┌─ Supplied material
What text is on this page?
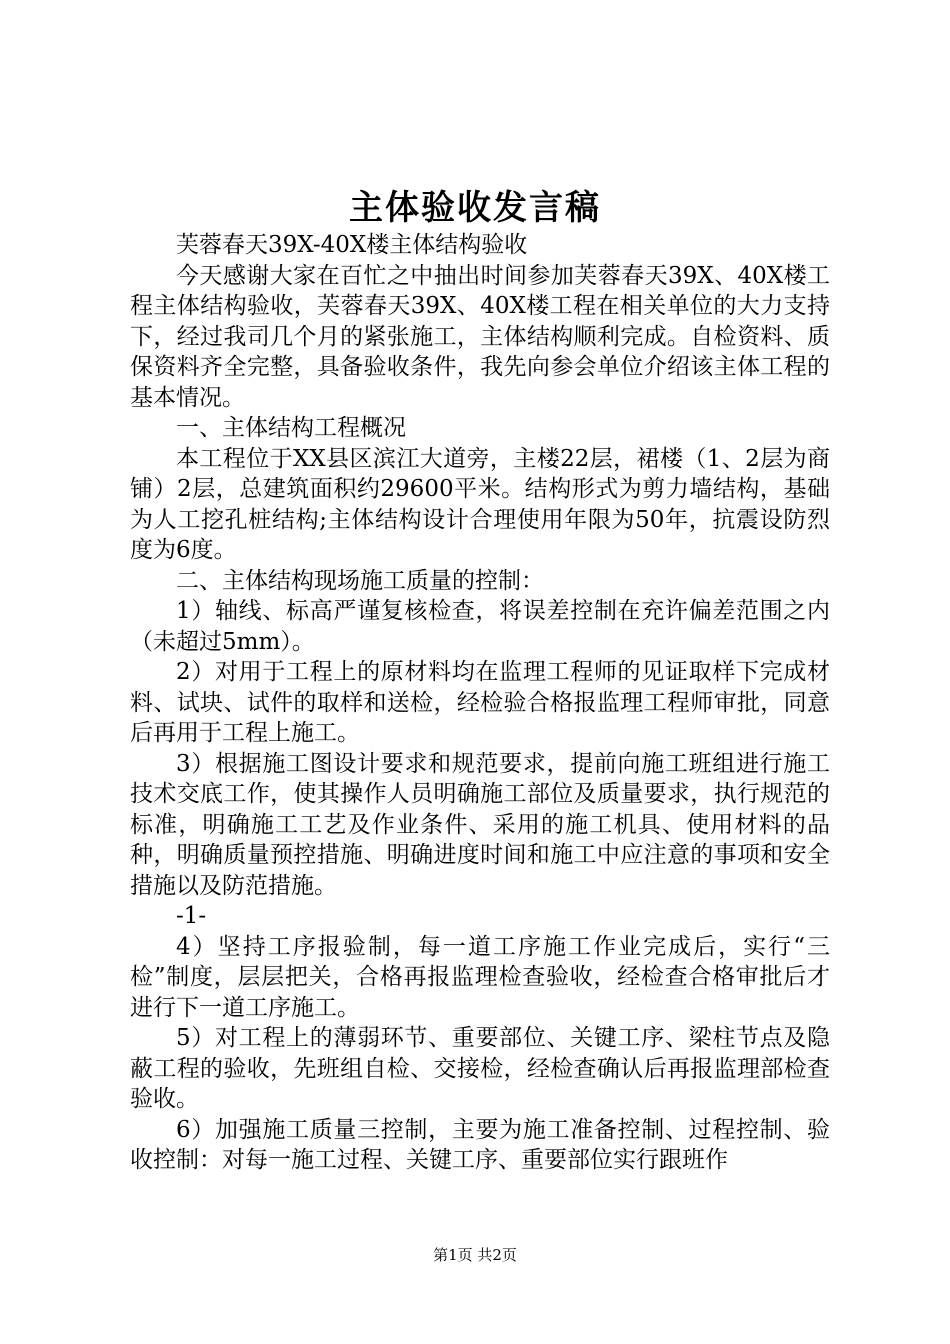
主体验收发言稿

芙蓉春天39X-40X楼主体结构验收

今天感谢大家在百忙之中抽出时间参加芙蓉春天39X、40X楼工程主体结构验收，芙蓉春天39X、40X楼工程在相关单位的大力支持下，经过我司几个月的紧张施工，主体结构顺利完成。自检资料、质保资料齐全完整，具备验收条件，我先向参会单位介绍该主体工程的基本情况。

一、主体结构工程概况

本工程位于XX县区滨江大道旁，主楼22层，裙楼（1、2层为商铺）2层，总建筑面积约29600平米。结构形式为剪力墙结构，基础为人工挖孔桩结构;主体结构设计合理使用年限为50年，抗震设防烈度为6度。

二、主体结构现场施工质量的控制：

1）轴线、标高严谨复核检查，将误差控制在充许偏差范围之内（未超过5mm）。

2）对用于工程上的原材料均在监理工程师的见证取样下完成材料、试块、试件的取样和送检，经检验合格报监理工程师审批，同意后再用于工程上施工。

3）根据施工图设计要求和规范要求，提前向施工班组进行施工技术交底工作，使其操作人员明确施工部位及质量要求，执行规范的标准，明确施工工艺及作业条件、采用的施工机具、使用材料的品种，明确质量预控措施、明确进度时间和施工中应注意的事项和安全措施以及防范措施。

-1-

4）坚持工序报验制，每一道工序施工作业完成后，实行“三检”制度，层层把关，合格再报监理检查验收，经检查合格审批后才进行下一道工序施工。

5）对工程上的薄弱环节、重要部位、关键工序、梁柱节点及隐蔽工程的验收，先班组自检、交接检，经检查确认后再报监理部检查验收。

6）加强施工质量三控制，主要为施工准备控制、过程控制、验收控制：对每一施工过程、关键工序、重要部位实行跟班作

第1页 共2页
└─
§ **Request**: In your copy, leave out the pictures and reproduce the material above exactly.

§ **Response to this exercise**:
What text is on this page?
主体验收发言稿

芙蓉春天39X-40X楼主体结构验收

今天感谢大家在百忙之中抽出时间参加芙蓉春天39X、40X楼工程主体结构验收，芙蓉春天39X、40X楼工程在相关单位的大力支持下，经过我司几个月的紧张施工，主体结构顺利完成。自检资料、质保资料齐全完整，具备验收条件，我先向参会单位介绍该主体工程的基本情况。

一、主体结构工程概况

本工程位于XX县区滨江大道旁，主楼22层，裙楼（1、2层为商铺）2层，总建筑面积约29600平米。结构形式为剪力墙结构，基础为人工挖孔桩结构;主体结构设计合理使用年限为50年，抗震设防烈度为6度。

二、主体结构现场施工质量的控制：

1）轴线、标高严谨复核检查，将误差控制在充许偏差范围之内（未超过5mm）。

2）对用于工程上的原材料均在监理工程师的见证取样下完成材料、试块、试件的取样和送检，经检验合格报监理工程师审批，同意后再用于工程上施工。

3）根据施工图设计要求和规范要求，提前向施工班组进行施工技术交底工作，使其操作人员明确施工部位及质量要求，执行规范的标准，明确施工工艺及作业条件、采用的施工机具、使用材料的品种，明确质量预控措施、明确进度时间和施工中应注意的事项和安全措施以及防范措施。

-1-

4）坚持工序报验制，每一道工序施工作业完成后，实行“三检”制度，层层把关，合格再报监理检查验收，经检查合格审批后才进行下一道工序施工。

5）对工程上的薄弱环节、重要部位、关键工序、梁柱节点及隐蔽工程的验收，先班组自检、交接检，经检查确认后再报监理部检查验收。

6）加强施工质量三控制，主要为施工准备控制、过程控制、验收控制：对每一施工过程、关键工序、重要部位实行跟班作

第1页 共2页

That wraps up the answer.